• Required work: Collect each line containing "this".

• Available data:

• • • • •

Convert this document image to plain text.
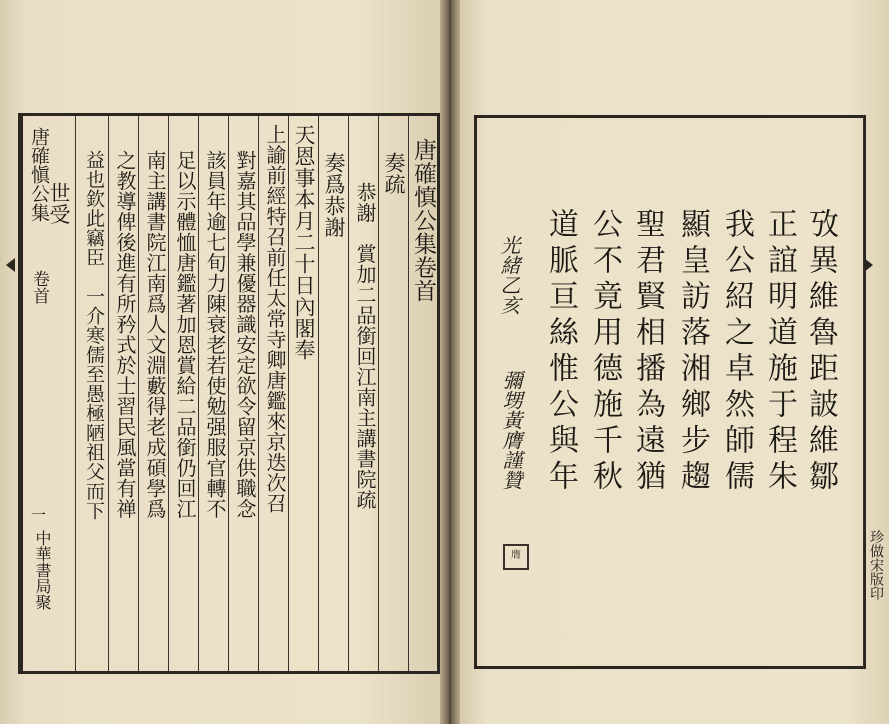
唐確慎公集卷首
奏疏
恭謝　賞加二品銜回江南主講書院疏
奏爲恭謝
天恩事本月二十日內閣奉
上諭前經特召前任太常寺卿唐鑑來京迭次召
對嘉其品學兼優器識安定欲令留京供職念
該員年逾七旬力陳衰老若使勉强服官轉不
足以示體恤唐鑑著加恩賞給二品銜仍回江
南主講書院江南爲人文淵藪得老成碩學爲
之教導俾後進有所矜式於士習民風當有禅
益也欽此竊臣　一介寒儒至愚極陋祖父而下
世受
唐確愼公集
卷首
一
中華書局聚
攷異維魯距詖維鄒
正誼明道施于程朱
我公紹之卓然師儒
顯皇訪落湘鄉步趨
聖君賢相播為遠猶
公不竟用德施千秋
道脈亘絲惟公與年
光緒乙亥
彌甥黃膺謹贊
膺	珍做宋版印
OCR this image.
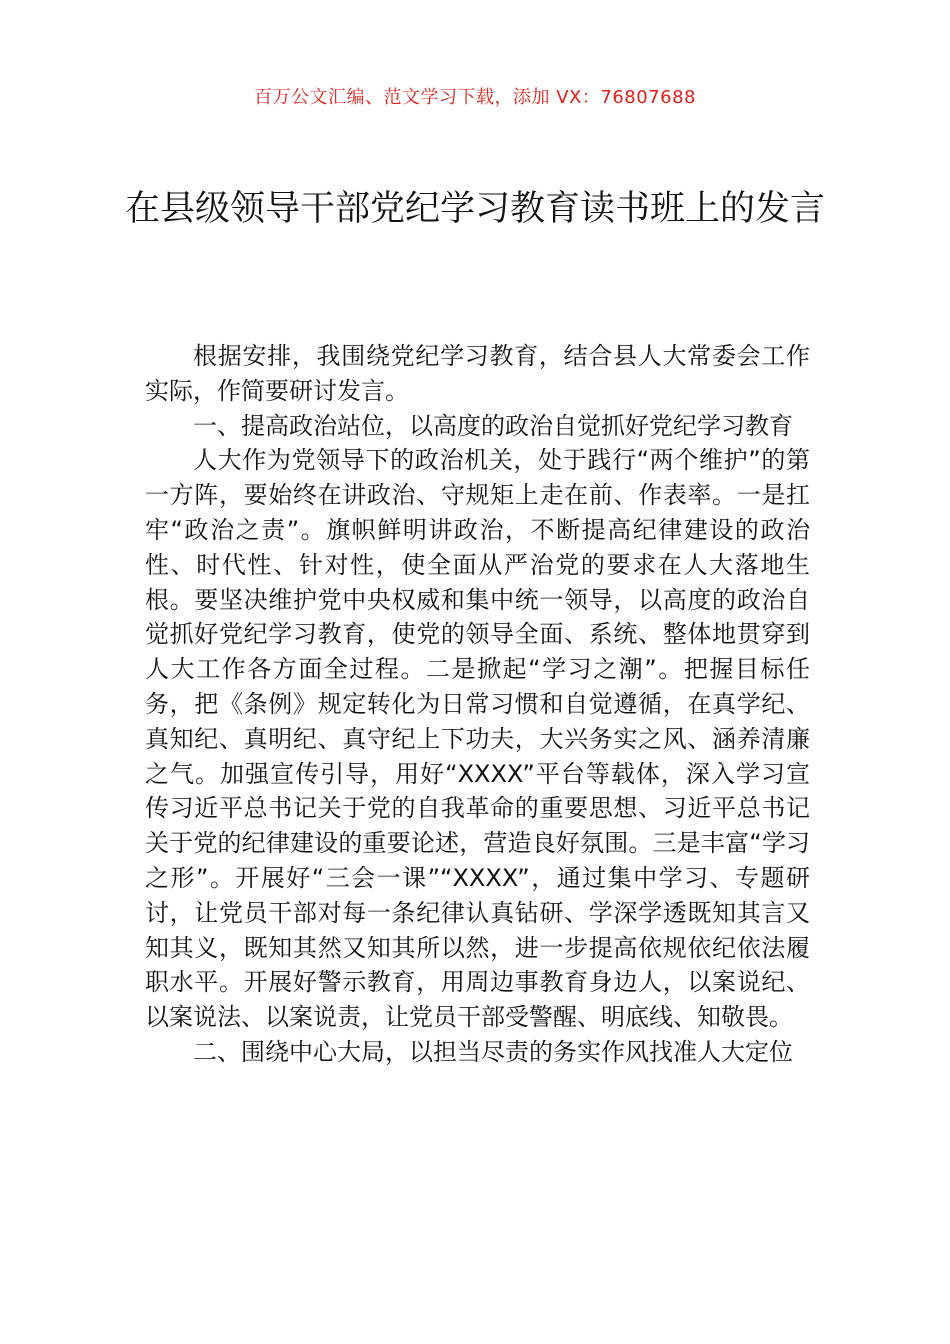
百万公文汇编、范文学习下载，添加 VX：76807688
在县级领导干部党纪学习教育读书班上的发言

根据安排，我围绕党纪学习教育，结合县人大常委会工作实际，作简要研讨发言。

一、提高政治站位，以高度的政治自觉抓好党纪学习教育

人大作为党领导下的政治机关，处于践行“两个维护”的第一方阵，要始终在讲政治、守规矩上走在前、作表率。一是扛牢“政治之责”。旗帜鲜明讲政治，不断提高纪律建设的政治性、时代性、针对性，使全面从严治党的要求在人大落地生根。要坚决维护党中央权威和集中统一领导，以高度的政治自觉抓好党纪学习教育，使党的领导全面、系统、整体地贯穿到人大工作各方面全过程。二是掀起“学习之潮”。把握目标任务，把《条例》规定转化为日常习惯和自觉遵循，在真学纪、真知纪、真明纪、真守纪上下功夫，大兴务实之风、涵养清廉之气。加强宣传引导，用好“XXXX”平台等载体，深入学习宣传习近平总书记关于党的自我革命的重要思想、习近平总书记关于党的纪律建设的重要论述，营造良好氛围。三是丰富“学习之形”。开展好“三会一课”“XXXX”，通过集中学习、专题研讨，让党员干部对每一条纪律认真钻研、学深学透既知其言又知其义，既知其然又知其所以然，进一步提高依规依纪依法履职水平。开展好警示教育，用周边事教育身边人，以案说纪、以案说法、以案说责，让党员干部受警醒、明底线、知敬畏。

二、围绕中心大局，以担当尽责的务实作风找准人大定位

• • • • •

• Response:
Convert this document image to plain text.
OCR this image.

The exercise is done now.